Aim - Report every line from the material that contains the word "text".
-- -- --
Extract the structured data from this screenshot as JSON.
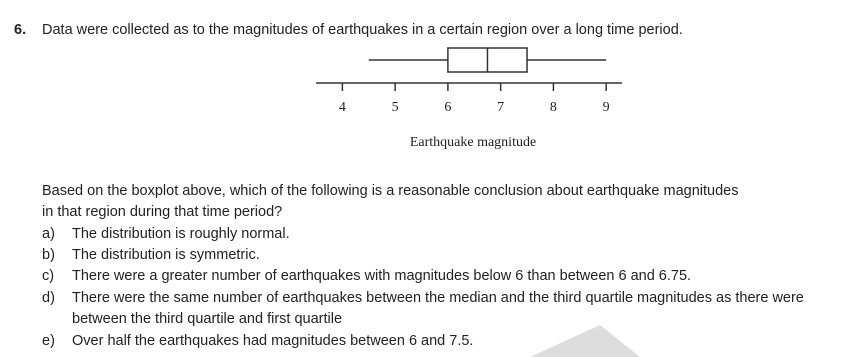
{
  "question": {
    "number": "6.",
    "text": "Data were collected as to the magnitudes of earthquakes in a certain region over a long time period."
  },
  "chart_data": {
    "type": "box",
    "xlabel": "Earthquake magnitude",
    "xlim": [
      3.5,
      9.3
    ],
    "xticks": [
      4,
      5,
      6,
      7,
      8,
      9
    ],
    "whisker_low": 4.5,
    "q1": 6,
    "median": 6.75,
    "q3": 7.5,
    "whisker_high": 9
  },
  "prompt": "Based on the boxplot above, which of the following is a reasonable conclusion about earthquake magnitudes in that region during that time period?",
  "options": [
    {
      "letter": "a)",
      "text": "The distribution is roughly normal."
    },
    {
      "letter": "b)",
      "text": "The distribution is symmetric."
    },
    {
      "letter": "c)",
      "text": "There were a greater number of earthquakes with magnitudes below 6 than between 6 and 6.75."
    },
    {
      "letter": "d)",
      "text": "There were the same number of earthquakes between the median and the third quartile magnitudes as there were between the third quartile and first quartile"
    },
    {
      "letter": "e)",
      "text": "Over half the earthquakes had magnitudes between 6 and 7.5."
    }
  ]
}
-- -- --
Result below -
    "text": "Data were collected as to the magnitudes of earthquakes in a certain region over a long time period."
      "text": "The distribution is roughly normal."
      "text": "The distribution is symmetric."
      "text": "There were a greater number of earthquakes with magnitudes below 6 than between 6 and 6.75."
      "text": "There were the same number of earthquakes between the median and the third quartile magnitudes as there were between the third quartile and first quartile"
      "text": "Over half the earthquakes had magnitudes between 6 and 7.5."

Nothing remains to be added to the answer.